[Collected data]
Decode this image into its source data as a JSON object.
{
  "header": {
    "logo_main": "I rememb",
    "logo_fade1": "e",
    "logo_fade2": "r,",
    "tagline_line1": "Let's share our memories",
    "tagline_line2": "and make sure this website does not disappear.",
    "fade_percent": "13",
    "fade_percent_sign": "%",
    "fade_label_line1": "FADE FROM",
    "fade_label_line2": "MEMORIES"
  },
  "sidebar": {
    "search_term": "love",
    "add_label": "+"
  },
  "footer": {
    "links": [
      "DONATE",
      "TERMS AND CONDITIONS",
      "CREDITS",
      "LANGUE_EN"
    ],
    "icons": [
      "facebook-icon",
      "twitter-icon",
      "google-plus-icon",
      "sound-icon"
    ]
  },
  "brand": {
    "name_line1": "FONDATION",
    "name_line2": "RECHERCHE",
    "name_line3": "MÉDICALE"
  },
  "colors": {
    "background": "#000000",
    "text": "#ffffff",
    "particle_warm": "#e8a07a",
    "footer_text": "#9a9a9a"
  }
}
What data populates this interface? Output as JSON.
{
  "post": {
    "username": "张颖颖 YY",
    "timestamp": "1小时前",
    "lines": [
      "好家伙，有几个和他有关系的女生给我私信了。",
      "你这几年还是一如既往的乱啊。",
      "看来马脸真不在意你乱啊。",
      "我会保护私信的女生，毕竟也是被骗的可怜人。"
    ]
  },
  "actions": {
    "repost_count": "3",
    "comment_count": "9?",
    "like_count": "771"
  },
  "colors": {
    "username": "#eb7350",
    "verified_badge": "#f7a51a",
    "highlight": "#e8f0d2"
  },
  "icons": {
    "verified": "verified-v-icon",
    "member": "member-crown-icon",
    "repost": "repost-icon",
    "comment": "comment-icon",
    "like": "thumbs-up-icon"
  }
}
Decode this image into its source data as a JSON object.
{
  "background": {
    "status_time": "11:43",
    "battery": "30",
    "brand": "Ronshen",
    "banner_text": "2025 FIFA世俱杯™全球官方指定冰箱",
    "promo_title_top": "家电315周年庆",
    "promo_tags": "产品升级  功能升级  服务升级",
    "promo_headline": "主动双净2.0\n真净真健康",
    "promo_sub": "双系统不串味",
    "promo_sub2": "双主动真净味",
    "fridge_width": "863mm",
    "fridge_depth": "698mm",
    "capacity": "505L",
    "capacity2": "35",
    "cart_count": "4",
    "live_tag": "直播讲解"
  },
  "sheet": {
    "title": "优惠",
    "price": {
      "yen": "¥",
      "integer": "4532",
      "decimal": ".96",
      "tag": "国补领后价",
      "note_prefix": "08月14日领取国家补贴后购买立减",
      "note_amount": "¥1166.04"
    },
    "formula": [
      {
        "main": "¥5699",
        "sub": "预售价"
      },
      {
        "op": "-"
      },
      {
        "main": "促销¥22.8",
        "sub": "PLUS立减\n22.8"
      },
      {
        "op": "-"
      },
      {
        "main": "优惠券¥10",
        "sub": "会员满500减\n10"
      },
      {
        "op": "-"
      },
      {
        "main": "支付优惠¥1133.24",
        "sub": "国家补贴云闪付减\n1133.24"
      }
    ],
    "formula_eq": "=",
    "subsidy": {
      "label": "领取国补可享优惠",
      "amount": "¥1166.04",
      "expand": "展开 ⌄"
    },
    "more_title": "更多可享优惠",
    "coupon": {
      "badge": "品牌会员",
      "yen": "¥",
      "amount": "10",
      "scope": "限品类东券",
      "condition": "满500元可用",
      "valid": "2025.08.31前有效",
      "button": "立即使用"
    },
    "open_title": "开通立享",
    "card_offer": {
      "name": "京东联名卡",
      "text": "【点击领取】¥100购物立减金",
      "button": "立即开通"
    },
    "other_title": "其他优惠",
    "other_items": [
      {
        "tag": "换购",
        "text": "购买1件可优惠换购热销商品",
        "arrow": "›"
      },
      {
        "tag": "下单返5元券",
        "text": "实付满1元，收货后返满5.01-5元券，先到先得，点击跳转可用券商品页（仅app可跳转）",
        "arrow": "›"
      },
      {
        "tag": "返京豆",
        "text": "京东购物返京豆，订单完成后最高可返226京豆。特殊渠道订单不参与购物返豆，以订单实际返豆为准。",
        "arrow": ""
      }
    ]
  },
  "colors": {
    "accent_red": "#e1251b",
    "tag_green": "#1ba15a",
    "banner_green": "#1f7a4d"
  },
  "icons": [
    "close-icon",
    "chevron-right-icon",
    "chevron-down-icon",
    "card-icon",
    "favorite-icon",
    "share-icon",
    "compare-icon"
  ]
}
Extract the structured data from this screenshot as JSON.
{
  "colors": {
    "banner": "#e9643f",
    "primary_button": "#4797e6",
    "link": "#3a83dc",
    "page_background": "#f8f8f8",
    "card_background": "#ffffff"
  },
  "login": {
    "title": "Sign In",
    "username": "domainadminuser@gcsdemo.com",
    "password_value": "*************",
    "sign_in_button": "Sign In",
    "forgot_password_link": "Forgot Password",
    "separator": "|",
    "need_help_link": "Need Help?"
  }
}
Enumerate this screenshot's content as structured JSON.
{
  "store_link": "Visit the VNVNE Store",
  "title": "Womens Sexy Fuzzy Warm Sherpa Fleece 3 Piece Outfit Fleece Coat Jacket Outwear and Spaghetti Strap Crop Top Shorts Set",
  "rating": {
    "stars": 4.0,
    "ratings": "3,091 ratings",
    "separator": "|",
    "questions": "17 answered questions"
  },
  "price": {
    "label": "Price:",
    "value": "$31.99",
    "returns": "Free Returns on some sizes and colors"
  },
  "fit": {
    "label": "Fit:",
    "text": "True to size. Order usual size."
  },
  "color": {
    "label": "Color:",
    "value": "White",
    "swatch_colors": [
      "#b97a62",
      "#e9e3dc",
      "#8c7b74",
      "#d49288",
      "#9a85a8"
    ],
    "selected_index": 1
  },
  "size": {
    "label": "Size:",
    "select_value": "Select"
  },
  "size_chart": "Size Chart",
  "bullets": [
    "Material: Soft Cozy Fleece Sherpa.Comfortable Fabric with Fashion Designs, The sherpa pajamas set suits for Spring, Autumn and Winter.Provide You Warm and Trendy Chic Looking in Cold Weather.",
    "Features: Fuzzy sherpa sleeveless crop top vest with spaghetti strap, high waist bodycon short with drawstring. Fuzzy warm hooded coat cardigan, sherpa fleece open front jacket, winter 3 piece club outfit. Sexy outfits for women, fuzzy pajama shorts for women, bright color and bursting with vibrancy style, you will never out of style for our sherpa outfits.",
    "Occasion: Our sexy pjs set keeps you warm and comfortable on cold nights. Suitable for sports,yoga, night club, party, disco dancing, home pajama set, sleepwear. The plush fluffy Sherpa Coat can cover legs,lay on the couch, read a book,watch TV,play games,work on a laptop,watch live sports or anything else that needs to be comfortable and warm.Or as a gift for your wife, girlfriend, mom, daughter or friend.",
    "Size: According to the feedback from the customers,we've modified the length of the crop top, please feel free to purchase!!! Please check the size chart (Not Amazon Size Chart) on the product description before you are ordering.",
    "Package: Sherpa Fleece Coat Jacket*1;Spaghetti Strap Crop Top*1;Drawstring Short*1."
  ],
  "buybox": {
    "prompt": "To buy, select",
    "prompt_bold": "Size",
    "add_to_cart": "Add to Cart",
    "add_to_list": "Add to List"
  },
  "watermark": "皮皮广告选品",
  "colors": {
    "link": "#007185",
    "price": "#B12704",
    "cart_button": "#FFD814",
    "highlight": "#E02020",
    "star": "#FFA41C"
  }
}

> OBJECTIVE
Exactly reproduce the material above.

> RESPONSE FOR THIS EXERCISE
Decode this image into its source data as a JSON object.
{
  "header": {
    "logo_main": "I rememb",
    "logo_fade1": "e",
    "logo_fade2": "r,",
    "tagline_line1": "Let's share our memories",
    "tagline_line2": "and make sure this website does not disappear.",
    "fade_percent": "13",
    "fade_percent_sign": "%",
    "fade_label_line1": "FADE FROM",
    "fade_label_line2": "MEMORIES"
  },
  "sidebar": {
    "search_term": "love",
    "add_label": "+"
  },
  "footer": {
    "links": [
      "DONATE",
      "TERMS AND CONDITIONS",
      "CREDITS",
      "LANGUE_EN"
    ],
    "icons": [
      "facebook-icon",
      "twitter-icon",
      "google-plus-icon",
      "sound-icon"
    ]
  },
  "brand": {
    "name_line1": "FONDATION",
    "name_line2": "RECHERCHE",
    "name_line3": "MÉDICALE"
  },
  "colors": {
    "background": "#000000",
    "text": "#ffffff",
    "particle_warm": "#e8a07a",
    "footer_text": "#9a9a9a"
  }
}
What data populates this interface? Output as JSON.
{
  "post": {
    "username": "张颖颖 YY",
    "timestamp": "1小时前",
    "lines": [
      "好家伙，有几个和他有关系的女生给我私信了。",
      "你这几年还是一如既往的乱啊。",
      "看来马脸真不在意你乱啊。",
      "我会保护私信的女生，毕竟也是被骗的可怜人。"
    ]
  },
  "actions": {
    "repost_count": "3",
    "comment_count": "9?",
    "like_count": "771"
  },
  "colors": {
    "username": "#eb7350",
    "verified_badge": "#f7a51a",
    "highlight": "#e8f0d2"
  },
  "icons": {
    "verified": "verified-v-icon",
    "member": "member-crown-icon",
    "repost": "repost-icon",
    "comment": "comment-icon",
    "like": "thumbs-up-icon"
  }
}
Decode this image into its source data as a JSON object.
{
  "background": {
    "status_time": "11:43",
    "battery": "30",
    "brand": "Ronshen",
    "banner_text": "2025 FIFA世俱杯™全球官方指定冰箱",
    "promo_title_top": "家电315周年庆",
    "promo_tags": "产品升级  功能升级  服务升级",
    "promo_headline": "主动双净2.0\n真净真健康",
    "promo_sub": "双系统不串味",
    "promo_sub2": "双主动真净味",
    "fridge_width": "863mm",
    "fridge_depth": "698mm",
    "capacity": "505L",
    "capacity2": "35",
    "cart_count": "4",
    "live_tag": "直播讲解"
  },
  "sheet": {
    "title": "优惠",
    "price": {
      "yen": "¥",
      "integer": "4532",
      "decimal": ".96",
      "tag": "国补领后价",
      "note_prefix": "08月14日领取国家补贴后购买立减",
      "note_amount": "¥1166.04"
    },
    "formula": [
      {
        "main": "¥5699",
        "sub": "预售价"
      },
      {
        "op": "-"
      },
      {
        "main": "促销¥22.8",
        "sub": "PLUS立减\n22.8"
      },
      {
        "op": "-"
      },
      {
        "main": "优惠券¥10",
        "sub": "会员满500减\n10"
      },
      {
        "op": "-"
      },
      {
        "main": "支付优惠¥1133.24",
        "sub": "国家补贴云闪付减\n1133.24"
      }
    ],
    "formula_eq": "=",
    "subsidy": {
      "label": "领取国补可享优惠",
      "amount": "¥1166.04",
      "expand": "展开 ⌄"
    },
    "more_title": "更多可享优惠",
    "coupon": {
      "badge": "品牌会员",
      "yen": "¥",
      "amount": "10",
      "scope": "限品类东券",
      "condition": "满500元可用",
      "valid": "2025.08.31前有效",
      "button": "立即使用"
    },
    "open_title": "开通立享",
    "card_offer": {
      "name": "京东联名卡",
      "text": "【点击领取】¥100购物立减金",
      "button": "立即开通"
    },
    "other_title": "其他优惠",
    "other_items": [
      {
        "tag": "换购",
        "text": "购买1件可优惠换购热销商品",
        "arrow": "›"
      },
      {
        "tag": "下单返5元券",
        "text": "实付满1元，收货后返满5.01-5元券，先到先得，点击跳转可用券商品页（仅app可跳转）",
        "arrow": "›"
      },
      {
        "tag": "返京豆",
        "text": "京东购物返京豆，订单完成后最高可返226京豆。特殊渠道订单不参与购物返豆，以订单实际返豆为准。",
        "arrow": ""
      }
    ]
  },
  "colors": {
    "accent_red": "#e1251b",
    "tag_green": "#1ba15a",
    "banner_green": "#1f7a4d"
  },
  "icons": [
    "close-icon",
    "chevron-right-icon",
    "chevron-down-icon",
    "card-icon",
    "favorite-icon",
    "share-icon",
    "compare-icon"
  ]
}
Extract the structured data from this screenshot as JSON.
{
  "colors": {
    "banner": "#e9643f",
    "primary_button": "#4797e6",
    "link": "#3a83dc",
    "page_background": "#f8f8f8",
    "card_background": "#ffffff"
  },
  "login": {
    "title": "Sign In",
    "username": "domainadminuser@gcsdemo.com",
    "password_value": "*************",
    "sign_in_button": "Sign In",
    "forgot_password_link": "Forgot Password",
    "separator": "|",
    "need_help_link": "Need Help?"
  }
}
Enumerate this screenshot's content as structured JSON.
{
  "store_link": "Visit the VNVNE Store",
  "title": "Womens Sexy Fuzzy Warm Sherpa Fleece 3 Piece Outfit Fleece Coat Jacket Outwear and Spaghetti Strap Crop Top Shorts Set",
  "rating": {
    "stars": 4.0,
    "ratings": "3,091 ratings",
    "separator": "|",
    "questions": "17 answered questions"
  },
  "price": {
    "label": "Price:",
    "value": "$31.99",
    "returns": "Free Returns on some sizes and colors"
  },
  "fit": {
    "label": "Fit:",
    "text": "True to size. Order usual size."
  },
  "color": {
    "label": "Color:",
    "value": "White",
    "swatch_colors": [
      "#b97a62",
      "#e9e3dc",
      "#8c7b74",
      "#d49288",
      "#9a85a8"
    ],
    "selected_index": 1
  },
  "size": {
    "label": "Size:",
    "select_value": "Select"
  },
  "size_chart": "Size Chart",
  "bullets": [
    "Material: Soft Cozy Fleece Sherpa.Comfortable Fabric with Fashion Designs, The sherpa pajamas set suits for Spring, Autumn and Winter.Provide You Warm and Trendy Chic Looking in Cold Weather.",
    "Features: Fuzzy sherpa sleeveless crop top vest with spaghetti strap, high waist bodycon short with drawstring. Fuzzy warm hooded coat cardigan, sherpa fleece open front jacket, winter 3 piece club outfit. Sexy outfits for women, fuzzy pajama shorts for women, bright color and bursting with vibrancy style, you will never out of style for our sherpa outfits.",
    "Occasion: Our sexy pjs set keeps you warm and comfortable on cold nights. Suitable for sports,yoga, night club, party, disco dancing, home pajama set, sleepwear. The plush fluffy Sherpa Coat can cover legs,lay on the couch, read a book,watch TV,play games,work on a laptop,watch live sports or anything else that needs to be comfortable and warm.Or as a gift for your wife, girlfriend, mom, daughter or friend.",
    "Size: According to the feedback from the customers,we've modified the length of the crop top, please feel free to purchase!!! Please check the size chart (Not Amazon Size Chart) on the product description before you are ordering.",
    "Package: Sherpa Fleece Coat Jacket*1;Spaghetti Strap Crop Top*1;Drawstring Short*1."
  ],
  "buybox": {
    "prompt": "To buy, select",
    "prompt_bold": "Size",
    "add_to_cart": "Add to Cart",
    "add_to_list": "Add to List"
  },
  "watermark": "皮皮广告选品",
  "colors": {
    "link": "#007185",
    "price": "#B12704",
    "cart_button": "#FFD814",
    "highlight": "#E02020",
    "star": "#FFA41C"
  }
}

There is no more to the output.